▶ [What to do]:
In the records below, find each line with the word "вирусными" and copy it.

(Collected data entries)
━━━━

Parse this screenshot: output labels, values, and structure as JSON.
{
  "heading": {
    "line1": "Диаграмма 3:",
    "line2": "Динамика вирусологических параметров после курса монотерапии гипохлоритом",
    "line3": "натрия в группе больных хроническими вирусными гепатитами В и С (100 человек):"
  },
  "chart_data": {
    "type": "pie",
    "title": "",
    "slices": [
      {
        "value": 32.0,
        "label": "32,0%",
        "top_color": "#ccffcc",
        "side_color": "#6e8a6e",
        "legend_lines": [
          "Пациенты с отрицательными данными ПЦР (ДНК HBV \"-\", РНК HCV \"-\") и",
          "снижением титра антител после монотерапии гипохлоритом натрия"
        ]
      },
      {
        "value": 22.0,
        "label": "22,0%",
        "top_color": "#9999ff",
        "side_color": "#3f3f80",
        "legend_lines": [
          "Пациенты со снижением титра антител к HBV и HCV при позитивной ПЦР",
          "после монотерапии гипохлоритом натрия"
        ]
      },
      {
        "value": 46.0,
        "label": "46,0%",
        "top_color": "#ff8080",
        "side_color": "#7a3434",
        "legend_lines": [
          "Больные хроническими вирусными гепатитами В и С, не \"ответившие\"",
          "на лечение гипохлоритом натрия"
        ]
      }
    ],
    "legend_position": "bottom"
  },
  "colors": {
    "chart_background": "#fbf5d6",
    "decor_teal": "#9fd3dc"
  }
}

━━━━

▶ [Solution to the exercise]:
    "line3": "натрия в группе больных хроническими вирусными гепатитами В и С (100 человек):"
          "Больные хроническими вирусными гепатитами В и С, не \"ответившие\"",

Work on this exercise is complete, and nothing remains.